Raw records
□ □ □

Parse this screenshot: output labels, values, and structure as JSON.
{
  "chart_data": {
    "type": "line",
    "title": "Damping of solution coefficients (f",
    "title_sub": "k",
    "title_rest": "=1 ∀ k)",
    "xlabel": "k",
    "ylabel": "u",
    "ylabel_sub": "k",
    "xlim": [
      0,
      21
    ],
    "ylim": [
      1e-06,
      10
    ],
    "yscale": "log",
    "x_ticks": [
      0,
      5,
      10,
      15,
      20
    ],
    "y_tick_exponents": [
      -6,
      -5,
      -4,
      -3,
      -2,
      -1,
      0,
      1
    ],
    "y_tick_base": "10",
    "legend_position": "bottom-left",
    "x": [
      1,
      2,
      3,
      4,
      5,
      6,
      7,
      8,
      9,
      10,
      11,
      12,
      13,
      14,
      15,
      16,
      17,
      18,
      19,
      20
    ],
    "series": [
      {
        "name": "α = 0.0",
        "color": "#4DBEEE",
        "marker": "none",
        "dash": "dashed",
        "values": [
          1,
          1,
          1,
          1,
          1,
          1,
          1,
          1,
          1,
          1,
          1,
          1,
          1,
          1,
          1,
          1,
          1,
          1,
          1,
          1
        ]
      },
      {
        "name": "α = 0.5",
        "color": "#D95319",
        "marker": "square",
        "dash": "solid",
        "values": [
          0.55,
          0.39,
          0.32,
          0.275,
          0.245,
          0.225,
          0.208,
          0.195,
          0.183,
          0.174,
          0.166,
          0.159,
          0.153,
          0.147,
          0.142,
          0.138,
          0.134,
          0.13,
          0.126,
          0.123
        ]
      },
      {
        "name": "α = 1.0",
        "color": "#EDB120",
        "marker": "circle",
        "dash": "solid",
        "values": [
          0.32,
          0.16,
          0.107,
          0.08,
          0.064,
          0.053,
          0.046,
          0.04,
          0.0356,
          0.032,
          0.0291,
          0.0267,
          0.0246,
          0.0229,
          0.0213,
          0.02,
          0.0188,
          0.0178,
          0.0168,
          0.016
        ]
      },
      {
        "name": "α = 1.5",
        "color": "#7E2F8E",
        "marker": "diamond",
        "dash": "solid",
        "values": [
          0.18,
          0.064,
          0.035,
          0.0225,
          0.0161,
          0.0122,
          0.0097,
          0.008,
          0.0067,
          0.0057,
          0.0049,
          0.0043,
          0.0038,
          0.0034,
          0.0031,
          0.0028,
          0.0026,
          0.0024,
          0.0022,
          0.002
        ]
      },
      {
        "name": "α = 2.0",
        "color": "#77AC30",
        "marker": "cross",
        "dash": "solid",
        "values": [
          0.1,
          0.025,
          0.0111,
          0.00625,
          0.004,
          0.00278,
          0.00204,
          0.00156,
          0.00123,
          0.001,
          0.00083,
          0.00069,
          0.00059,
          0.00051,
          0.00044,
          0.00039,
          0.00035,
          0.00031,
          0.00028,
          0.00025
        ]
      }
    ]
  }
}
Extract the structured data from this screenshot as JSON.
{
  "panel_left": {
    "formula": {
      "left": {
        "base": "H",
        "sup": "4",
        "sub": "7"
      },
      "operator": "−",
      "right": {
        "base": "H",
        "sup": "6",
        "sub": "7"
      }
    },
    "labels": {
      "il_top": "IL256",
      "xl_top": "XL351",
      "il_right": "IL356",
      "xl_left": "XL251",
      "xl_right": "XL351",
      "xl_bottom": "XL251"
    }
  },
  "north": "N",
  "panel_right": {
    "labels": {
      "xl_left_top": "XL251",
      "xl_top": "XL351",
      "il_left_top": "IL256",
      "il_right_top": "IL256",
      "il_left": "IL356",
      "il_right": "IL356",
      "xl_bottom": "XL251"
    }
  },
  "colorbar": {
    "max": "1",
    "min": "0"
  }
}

□ □ □

_What you need to do_
Restate the records, all of them, precisely as written.

_Result_
Parse this screenshot: output labels, values, and structure as JSON.
{
  "chart_data": {
    "type": "line",
    "title": "Damping of solution coefficients (f",
    "title_sub": "k",
    "title_rest": "=1 ∀ k)",
    "xlabel": "k",
    "ylabel": "u",
    "ylabel_sub": "k",
    "xlim": [
      0,
      21
    ],
    "ylim": [
      1e-06,
      10
    ],
    "yscale": "log",
    "x_ticks": [
      0,
      5,
      10,
      15,
      20
    ],
    "y_tick_exponents": [
      -6,
      -5,
      -4,
      -3,
      -2,
      -1,
      0,
      1
    ],
    "y_tick_base": "10",
    "legend_position": "bottom-left",
    "x": [
      1,
      2,
      3,
      4,
      5,
      6,
      7,
      8,
      9,
      10,
      11,
      12,
      13,
      14,
      15,
      16,
      17,
      18,
      19,
      20
    ],
    "series": [
      {
        "name": "α = 0.0",
        "color": "#4DBEEE",
        "marker": "none",
        "dash": "dashed",
        "values": [
          1,
          1,
          1,
          1,
          1,
          1,
          1,
          1,
          1,
          1,
          1,
          1,
          1,
          1,
          1,
          1,
          1,
          1,
          1,
          1
        ]
      },
      {
        "name": "α = 0.5",
        "color": "#D95319",
        "marker": "square",
        "dash": "solid",
        "values": [
          0.55,
          0.39,
          0.32,
          0.275,
          0.245,
          0.225,
          0.208,
          0.195,
          0.183,
          0.174,
          0.166,
          0.159,
          0.153,
          0.147,
          0.142,
          0.138,
          0.134,
          0.13,
          0.126,
          0.123
        ]
      },
      {
        "name": "α = 1.0",
        "color": "#EDB120",
        "marker": "circle",
        "dash": "solid",
        "values": [
          0.32,
          0.16,
          0.107,
          0.08,
          0.064,
          0.053,
          0.046,
          0.04,
          0.0356,
          0.032,
          0.0291,
          0.0267,
          0.0246,
          0.0229,
          0.0213,
          0.02,
          0.0188,
          0.0178,
          0.0168,
          0.016
        ]
      },
      {
        "name": "α = 1.5",
        "color": "#7E2F8E",
        "marker": "diamond",
        "dash": "solid",
        "values": [
          0.18,
          0.064,
          0.035,
          0.0225,
          0.0161,
          0.0122,
          0.0097,
          0.008,
          0.0067,
          0.0057,
          0.0049,
          0.0043,
          0.0038,
          0.0034,
          0.0031,
          0.0028,
          0.0026,
          0.0024,
          0.0022,
          0.002
        ]
      },
      {
        "name": "α = 2.0",
        "color": "#77AC30",
        "marker": "cross",
        "dash": "solid",
        "values": [
          0.1,
          0.025,
          0.0111,
          0.00625,
          0.004,
          0.00278,
          0.00204,
          0.00156,
          0.00123,
          0.001,
          0.00083,
          0.00069,
          0.00059,
          0.00051,
          0.00044,
          0.00039,
          0.00035,
          0.00031,
          0.00028,
          0.00025
        ]
      }
    ]
  }
}
Extract the structured data from this screenshot as JSON.
{
  "panel_left": {
    "formula": {
      "left": {
        "base": "H",
        "sup": "4",
        "sub": "7"
      },
      "operator": "−",
      "right": {
        "base": "H",
        "sup": "6",
        "sub": "7"
      }
    },
    "labels": {
      "il_top": "IL256",
      "xl_top": "XL351",
      "il_right": "IL356",
      "xl_left": "XL251",
      "xl_right": "XL351",
      "xl_bottom": "XL251"
    }
  },
  "north": "N",
  "panel_right": {
    "labels": {
      "xl_left_top": "XL251",
      "xl_top": "XL351",
      "il_left_top": "IL256",
      "il_right_top": "IL256",
      "il_left": "IL356",
      "il_right": "IL356",
      "xl_bottom": "XL251"
    }
  },
  "colorbar": {
    "max": "1",
    "min": "0"
  }
}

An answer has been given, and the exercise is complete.